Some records

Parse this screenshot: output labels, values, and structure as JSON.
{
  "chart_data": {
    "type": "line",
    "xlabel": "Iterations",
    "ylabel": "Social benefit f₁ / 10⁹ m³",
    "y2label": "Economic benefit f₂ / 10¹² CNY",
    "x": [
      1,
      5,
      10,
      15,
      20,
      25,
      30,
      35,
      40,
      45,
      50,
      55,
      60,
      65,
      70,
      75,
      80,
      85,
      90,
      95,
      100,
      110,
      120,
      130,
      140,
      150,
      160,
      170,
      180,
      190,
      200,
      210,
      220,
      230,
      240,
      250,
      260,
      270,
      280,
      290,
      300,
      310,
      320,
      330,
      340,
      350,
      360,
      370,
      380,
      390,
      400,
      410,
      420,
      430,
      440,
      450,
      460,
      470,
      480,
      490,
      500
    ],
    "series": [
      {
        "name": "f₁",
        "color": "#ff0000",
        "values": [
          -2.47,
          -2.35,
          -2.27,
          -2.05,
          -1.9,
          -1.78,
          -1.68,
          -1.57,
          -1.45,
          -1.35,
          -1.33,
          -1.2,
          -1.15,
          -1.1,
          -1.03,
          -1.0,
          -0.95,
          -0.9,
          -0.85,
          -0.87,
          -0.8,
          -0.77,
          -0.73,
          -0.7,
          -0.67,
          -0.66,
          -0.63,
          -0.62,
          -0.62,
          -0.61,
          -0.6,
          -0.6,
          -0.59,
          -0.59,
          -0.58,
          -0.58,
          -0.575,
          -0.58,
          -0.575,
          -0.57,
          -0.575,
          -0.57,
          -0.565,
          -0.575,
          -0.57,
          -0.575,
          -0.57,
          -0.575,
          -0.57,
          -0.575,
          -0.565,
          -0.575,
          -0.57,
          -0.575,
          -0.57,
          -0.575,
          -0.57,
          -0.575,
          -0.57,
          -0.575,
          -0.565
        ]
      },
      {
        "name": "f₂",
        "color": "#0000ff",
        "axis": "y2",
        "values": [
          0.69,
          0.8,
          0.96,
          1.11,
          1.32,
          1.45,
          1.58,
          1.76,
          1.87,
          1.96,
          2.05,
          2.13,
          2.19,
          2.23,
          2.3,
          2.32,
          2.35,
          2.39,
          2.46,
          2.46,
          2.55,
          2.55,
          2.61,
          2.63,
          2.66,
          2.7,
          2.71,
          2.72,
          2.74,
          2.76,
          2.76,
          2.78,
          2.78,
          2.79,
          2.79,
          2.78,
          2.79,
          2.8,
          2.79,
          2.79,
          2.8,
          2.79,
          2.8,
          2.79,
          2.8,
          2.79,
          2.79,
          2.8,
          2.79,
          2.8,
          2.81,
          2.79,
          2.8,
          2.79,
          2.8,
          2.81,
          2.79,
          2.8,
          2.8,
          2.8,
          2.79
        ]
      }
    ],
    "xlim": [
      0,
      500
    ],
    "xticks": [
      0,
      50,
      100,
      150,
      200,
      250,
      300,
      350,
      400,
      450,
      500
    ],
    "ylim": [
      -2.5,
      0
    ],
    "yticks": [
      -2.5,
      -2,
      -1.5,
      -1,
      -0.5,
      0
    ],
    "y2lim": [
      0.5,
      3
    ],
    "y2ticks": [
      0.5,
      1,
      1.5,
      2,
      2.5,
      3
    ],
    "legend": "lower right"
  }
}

• **WHAT IS EXPECTED**: All of the data needs to be reproduced exactly, with no line missing.

• **TASK RESULT**:
Parse this screenshot: output labels, values, and structure as JSON.
{
  "chart_data": {
    "type": "line",
    "xlabel": "Iterations",
    "ylabel": "Social benefit f₁ / 10⁹ m³",
    "y2label": "Economic benefit f₂ / 10¹² CNY",
    "x": [
      1,
      5,
      10,
      15,
      20,
      25,
      30,
      35,
      40,
      45,
      50,
      55,
      60,
      65,
      70,
      75,
      80,
      85,
      90,
      95,
      100,
      110,
      120,
      130,
      140,
      150,
      160,
      170,
      180,
      190,
      200,
      210,
      220,
      230,
      240,
      250,
      260,
      270,
      280,
      290,
      300,
      310,
      320,
      330,
      340,
      350,
      360,
      370,
      380,
      390,
      400,
      410,
      420,
      430,
      440,
      450,
      460,
      470,
      480,
      490,
      500
    ],
    "series": [
      {
        "name": "f₁",
        "color": "#ff0000",
        "values": [
          -2.47,
          -2.35,
          -2.27,
          -2.05,
          -1.9,
          -1.78,
          -1.68,
          -1.57,
          -1.45,
          -1.35,
          -1.33,
          -1.2,
          -1.15,
          -1.1,
          -1.03,
          -1.0,
          -0.95,
          -0.9,
          -0.85,
          -0.87,
          -0.8,
          -0.77,
          -0.73,
          -0.7,
          -0.67,
          -0.66,
          -0.63,
          -0.62,
          -0.62,
          -0.61,
          -0.6,
          -0.6,
          -0.59,
          -0.59,
          -0.58,
          -0.58,
          -0.575,
          -0.58,
          -0.575,
          -0.57,
          -0.575,
          -0.57,
          -0.565,
          -0.575,
          -0.57,
          -0.575,
          -0.57,
          -0.575,
          -0.57,
          -0.575,
          -0.565,
          -0.575,
          -0.57,
          -0.575,
          -0.57,
          -0.575,
          -0.57,
          -0.575,
          -0.57,
          -0.575,
          -0.565
        ]
      },
      {
        "name": "f₂",
        "color": "#0000ff",
        "axis": "y2",
        "values": [
          0.69,
          0.8,
          0.96,
          1.11,
          1.32,
          1.45,
          1.58,
          1.76,
          1.87,
          1.96,
          2.05,
          2.13,
          2.19,
          2.23,
          2.3,
          2.32,
          2.35,
          2.39,
          2.46,
          2.46,
          2.55,
          2.55,
          2.61,
          2.63,
          2.66,
          2.7,
          2.71,
          2.72,
          2.74,
          2.76,
          2.76,
          2.78,
          2.78,
          2.79,
          2.79,
          2.78,
          2.79,
          2.8,
          2.79,
          2.79,
          2.8,
          2.79,
          2.8,
          2.79,
          2.8,
          2.79,
          2.79,
          2.8,
          2.79,
          2.8,
          2.81,
          2.79,
          2.8,
          2.79,
          2.8,
          2.81,
          2.79,
          2.8,
          2.8,
          2.8,
          2.79
        ]
      }
    ],
    "xlim": [
      0,
      500
    ],
    "xticks": [
      0,
      50,
      100,
      150,
      200,
      250,
      300,
      350,
      400,
      450,
      500
    ],
    "ylim": [
      -2.5,
      0
    ],
    "yticks": [
      -2.5,
      -2,
      -1.5,
      -1,
      -0.5,
      0
    ],
    "y2lim": [
      0.5,
      3
    ],
    "y2ticks": [
      0.5,
      1,
      1.5,
      2,
      2.5,
      3
    ],
    "legend": "lower right"
  }
}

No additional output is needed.